- What the exercise asks -
Which lines contain the word "South"? Return each of them as written.

+++

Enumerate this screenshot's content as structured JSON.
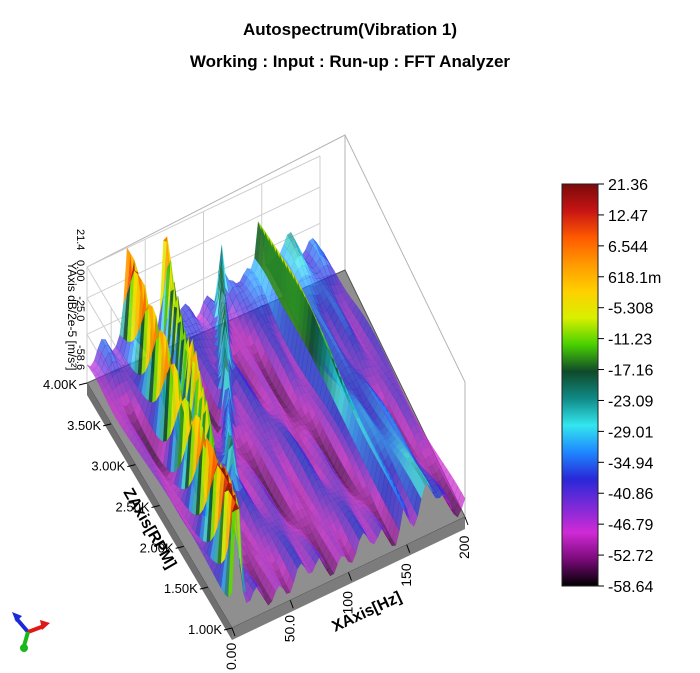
{
  "chart_data": {
    "type": "surface3d",
    "title": "Autospectrum(Vibration 1)",
    "subtitle": "Working : Input : Run-up : FFT Analyzer",
    "xlabel": "XAxis[Hz]",
    "ylabel": "YAxis dB/2e-5 [m/s²]",
    "zlabel": "ZAxis[RPM]",
    "x_ticks": [
      "0.00",
      "50.0",
      "100",
      "150",
      "200"
    ],
    "y_ticks": [
      "-58.6",
      "-25.0",
      "0.00",
      "21.4"
    ],
    "z_ticks": [
      "1.00K",
      "1.50K",
      "2.00K",
      "2.50K",
      "3.00K",
      "3.50K",
      "4.00K"
    ],
    "xlim": [
      0,
      200
    ],
    "ylim": [
      -58.6,
      21.4
    ],
    "zlim": [
      1000,
      4000
    ],
    "colorbar": {
      "labels": [
        "21.36",
        "12.47",
        "6.544",
        "618.1m",
        "-5.308",
        "-11.23",
        "-17.16",
        "-23.09",
        "-29.01",
        "-34.94",
        "-40.86",
        "-46.79",
        "-52.72",
        "-58.64"
      ],
      "colors": [
        "#7a0a0a",
        "#c81414",
        "#ff5a00",
        "#ff9a00",
        "#ffd000",
        "#d8f000",
        "#48d000",
        "#0f4a2a",
        "#108a86",
        "#33e6ee",
        "#1e88ff",
        "#2828d8",
        "#7a2ad8",
        "#d02ad6",
        "#7a0a7a",
        "#000000"
      ]
    }
  }
}
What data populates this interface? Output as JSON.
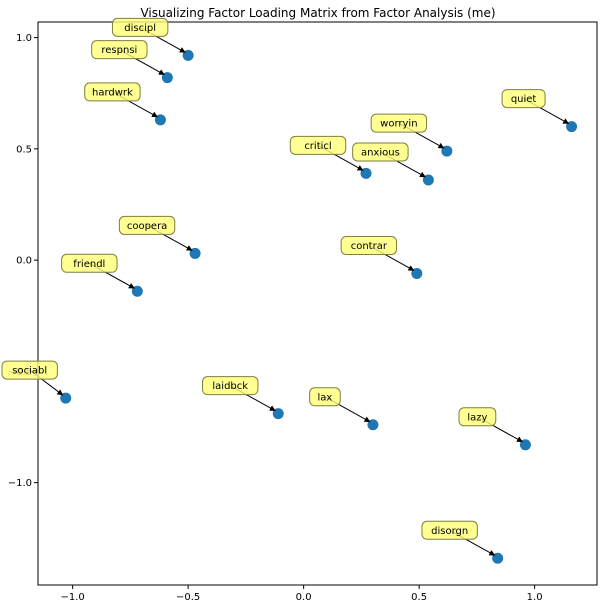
{
  "chart_data": {
    "type": "scatter",
    "title": "Visualizing Factor Loading Matrix from Factor Analysis (me)",
    "xlabel": "",
    "ylabel": "",
    "xlim": [
      -1.15,
      1.27
    ],
    "ylim": [
      -1.46,
      1.07
    ],
    "xticks": [
      -1.0,
      -0.5,
      0.0,
      0.5,
      1.0
    ],
    "xtick_labels": [
      "−1.0",
      "−0.5",
      "0.0",
      "0.5",
      "1.0"
    ],
    "yticks": [
      1.0,
      0.5,
      0.0,
      -0.5,
      -1.0
    ],
    "ytick_labels": [
      "1.0",
      "0.5",
      "0.0",
      "−0.5",
      "−1.0"
    ],
    "grid": false,
    "colors": {
      "marker": "#1f77b4",
      "label_box_fill": "#ffff77",
      "label_box_stroke": "#7f7f3f",
      "arrow": "#000000"
    },
    "points": [
      {
        "label": "discipl",
        "x": -0.5,
        "y": 0.92
      },
      {
        "label": "respnsi",
        "x": -0.59,
        "y": 0.82
      },
      {
        "label": "hardwrk",
        "x": -0.62,
        "y": 0.63
      },
      {
        "label": "quiet",
        "x": 1.16,
        "y": 0.6
      },
      {
        "label": "worryin",
        "x": 0.62,
        "y": 0.49
      },
      {
        "label": "criticl",
        "x": 0.27,
        "y": 0.39
      },
      {
        "label": "anxious",
        "x": 0.54,
        "y": 0.36
      },
      {
        "label": "coopera",
        "x": -0.47,
        "y": 0.03
      },
      {
        "label": "contrar",
        "x": 0.49,
        "y": -0.06
      },
      {
        "label": "friendl",
        "x": -0.72,
        "y": -0.14
      },
      {
        "label": "sociabl",
        "x": -1.03,
        "y": -0.62
      },
      {
        "label": "laidbck",
        "x": -0.11,
        "y": -0.69
      },
      {
        "label": "lax",
        "x": 0.3,
        "y": -0.74
      },
      {
        "label": "lazy",
        "x": 0.96,
        "y": -0.83
      },
      {
        "label": "disorgn",
        "x": 0.84,
        "y": -1.34
      }
    ]
  }
}
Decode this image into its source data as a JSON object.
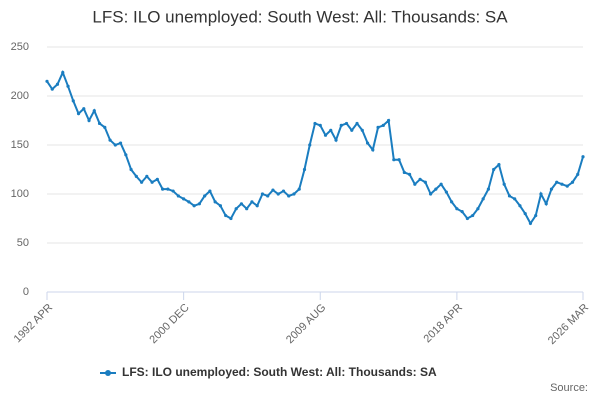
{
  "chart_data": {
    "type": "line",
    "title": "LFS: ILO unemployed: South West: All: Thousands: SA",
    "source": "Source:",
    "categories": [
      "1992 APR",
      null,
      null,
      null,
      null,
      null,
      null,
      null,
      null,
      null,
      null,
      null,
      null,
      null,
      null,
      null,
      null,
      null,
      null,
      null,
      null,
      null,
      null,
      null,
      null,
      null,
      "2000 DEC",
      null,
      null,
      null,
      null,
      null,
      null,
      null,
      null,
      null,
      null,
      null,
      null,
      null,
      null,
      null,
      null,
      null,
      null,
      null,
      null,
      null,
      null,
      null,
      null,
      null,
      "2009 AUG",
      null,
      null,
      null,
      null,
      null,
      null,
      null,
      null,
      null,
      null,
      null,
      null,
      null,
      null,
      null,
      null,
      null,
      null,
      null,
      null,
      null,
      null,
      null,
      null,
      null,
      "2018 APR",
      null,
      null,
      null,
      null,
      null,
      null,
      null,
      null,
      null,
      null,
      null,
      null,
      null,
      null,
      null,
      null,
      null,
      null,
      null,
      null,
      null,
      null,
      null,
      "2026 MAR"
    ],
    "series": [
      {
        "name": "LFS: ILO unemployed: South West: All: Thousands: SA",
        "color": "#1a7dc0",
        "values": [
          215,
          207,
          212,
          224,
          210,
          195,
          182,
          187,
          175,
          185,
          172,
          168,
          155,
          150,
          152,
          140,
          125,
          118,
          112,
          118,
          112,
          115,
          105,
          105,
          103,
          98,
          95,
          92,
          88,
          90,
          98,
          103,
          92,
          88,
          78,
          75,
          85,
          90,
          85,
          92,
          88,
          100,
          98,
          104,
          100,
          103,
          98,
          100,
          105,
          125,
          150,
          172,
          170,
          160,
          165,
          155,
          170,
          172,
          165,
          172,
          165,
          152,
          145,
          168,
          170,
          175,
          135,
          135,
          122,
          120,
          110,
          115,
          112,
          100,
          105,
          110,
          102,
          92,
          85,
          82,
          75,
          78,
          85,
          95,
          105,
          125,
          130,
          110,
          98,
          95,
          88,
          80,
          70,
          78,
          100,
          90,
          105,
          112,
          110,
          108,
          112,
          120,
          138
        ]
      }
    ],
    "ylim": [
      0,
      250
    ],
    "yticks": [
      0,
      50,
      100,
      150,
      200,
      250
    ],
    "grid": true
  }
}
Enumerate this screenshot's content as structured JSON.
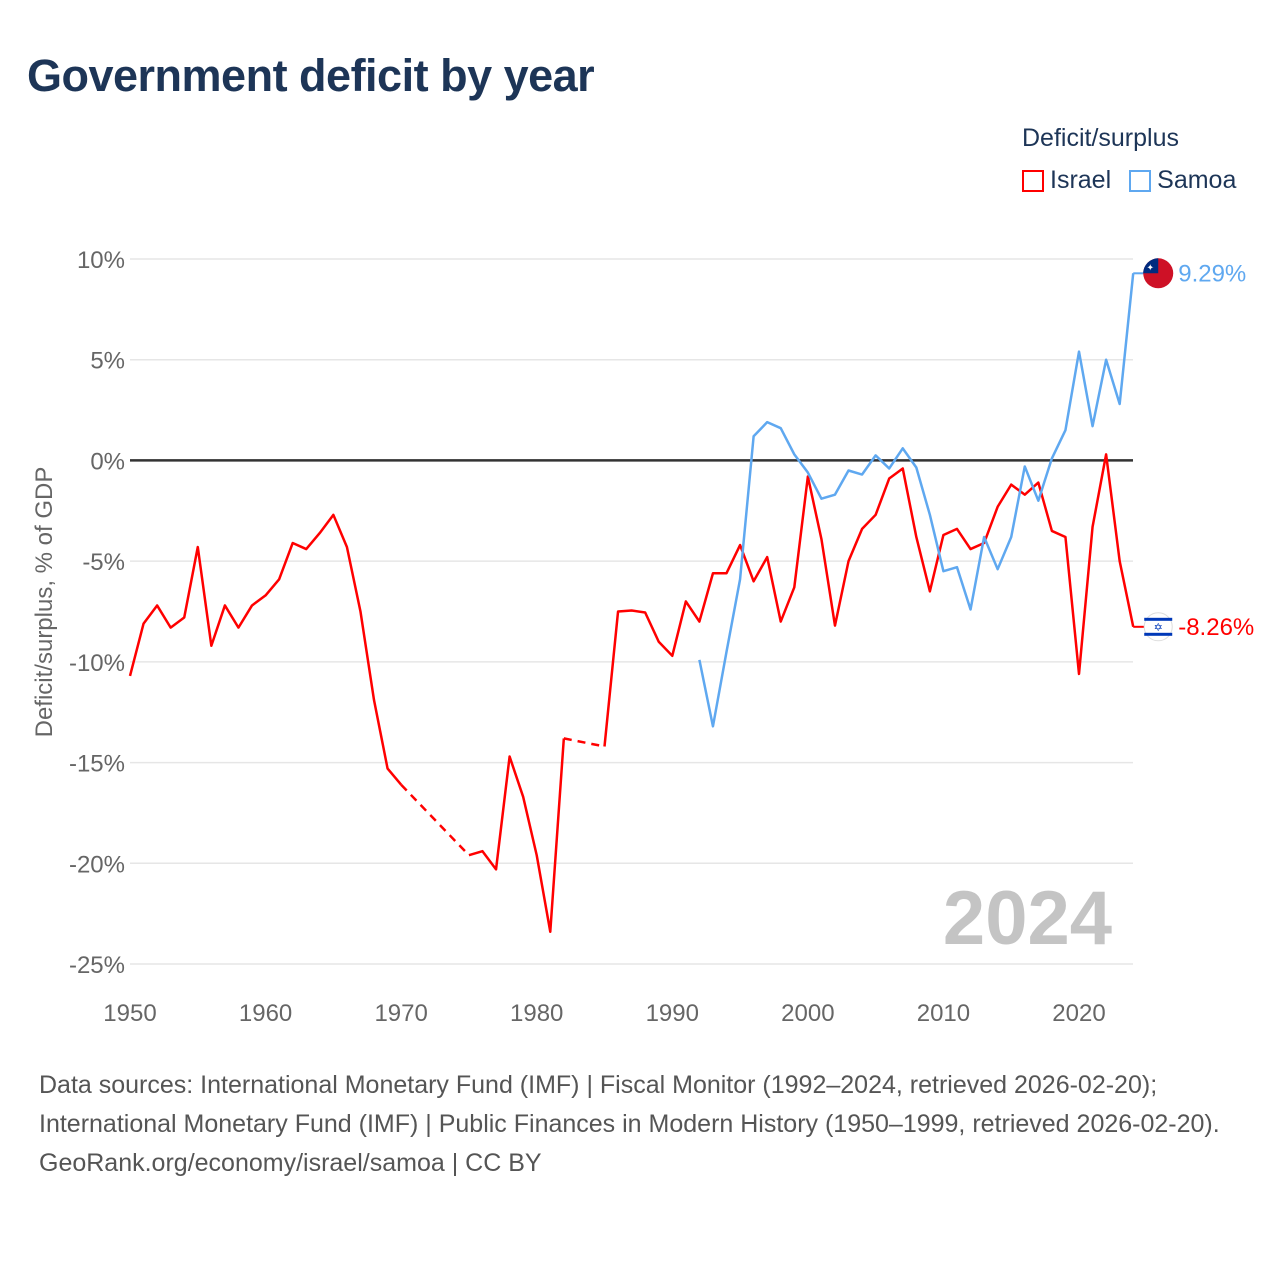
{
  "title": "Government deficit by year",
  "chart_data": {
    "type": "line",
    "title": "Government deficit by year",
    "xlabel": "",
    "ylabel": "Deficit/surplus, % of GDP",
    "xlim": [
      1950,
      2024
    ],
    "ylim": [
      -25,
      10
    ],
    "x_ticks": [
      "1950",
      "1960",
      "1970",
      "1980",
      "1990",
      "2000",
      "2010",
      "2020"
    ],
    "y_ticks": [
      {
        "v": 10,
        "label": "10%"
      },
      {
        "v": 5,
        "label": "5%"
      },
      {
        "v": 0,
        "label": "0%"
      },
      {
        "v": -5,
        "label": "-5%"
      },
      {
        "v": -10,
        "label": "-10%"
      },
      {
        "v": -15,
        "label": "-15%"
      },
      {
        "v": -20,
        "label": "-20%"
      },
      {
        "v": -25,
        "label": "-25%"
      }
    ],
    "grid": true,
    "legend_title": "Deficit/surplus",
    "legend_position": "top-right",
    "year_label": "2024",
    "series": [
      {
        "name": "Israel",
        "color": "#ff0000",
        "end_label": "-8.26%",
        "flag": "israel-flag",
        "start_year": 1950,
        "values": [
          -10.7,
          -8.1,
          -7.2,
          -8.3,
          -7.8,
          -4.3,
          -9.2,
          -7.2,
          -8.3,
          -7.2,
          -6.7,
          -5.9,
          -4.1,
          -4.4,
          -3.6,
          -2.7,
          -4.3,
          -7.5,
          -11.9,
          -15.3,
          -16.1,
          null,
          null,
          null,
          null,
          -19.6,
          -19.4,
          -20.3,
          -14.7,
          -16.7,
          -19.6,
          -23.4,
          -13.8,
          null,
          null,
          -14.2,
          -7.5,
          -7.45,
          -7.55,
          -9.0,
          -9.7,
          -7.0,
          -8.0,
          -5.6,
          -5.6,
          -4.2,
          -6.0,
          -4.8,
          -8.0,
          -6.3,
          -0.8,
          -3.9,
          -8.2,
          -5.0,
          -3.4,
          -2.7,
          -0.9,
          -0.4,
          -3.8,
          -6.5,
          -3.7,
          -3.4,
          -4.4,
          -4.1,
          -2.3,
          -1.2,
          -1.7,
          -1.1,
          -3.5,
          -3.8,
          -10.6,
          -3.3,
          0.3,
          -5.0,
          -8.26
        ]
      },
      {
        "name": "Samoa",
        "color": "#5fa8f0",
        "end_label": "9.29%",
        "flag": "samoa-flag",
        "start_year": 1992,
        "values": [
          -9.9,
          -13.2,
          -9.5,
          -5.9,
          1.2,
          1.9,
          1.6,
          0.3,
          -0.6,
          -1.9,
          -1.7,
          -0.5,
          -0.7,
          0.25,
          -0.4,
          0.6,
          -0.35,
          -2.7,
          -5.5,
          -5.3,
          -7.4,
          -3.8,
          -5.4,
          -3.8,
          -0.3,
          -2.0,
          0.1,
          1.5,
          5.4,
          1.7,
          5.0,
          2.8,
          9.29
        ]
      }
    ]
  },
  "footer": {
    "sources": "Data sources: International Monetary Fund (IMF) | Fiscal Monitor (1992–2024, retrieved 2026-02-20); International Monetary Fund (IMF) | Public Finances in Modern History (1950–1999, retrieved 2026-02-20).",
    "credit": "GeoRank.org/economy/israel/samoa | CC BY"
  }
}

+++

- Result of the exercise -
    "title": "LFS: ILO unemployed: South West: All: Thousands: SA",
        "name": "LFS: ILO unemployed: South West: All: Thousands: SA",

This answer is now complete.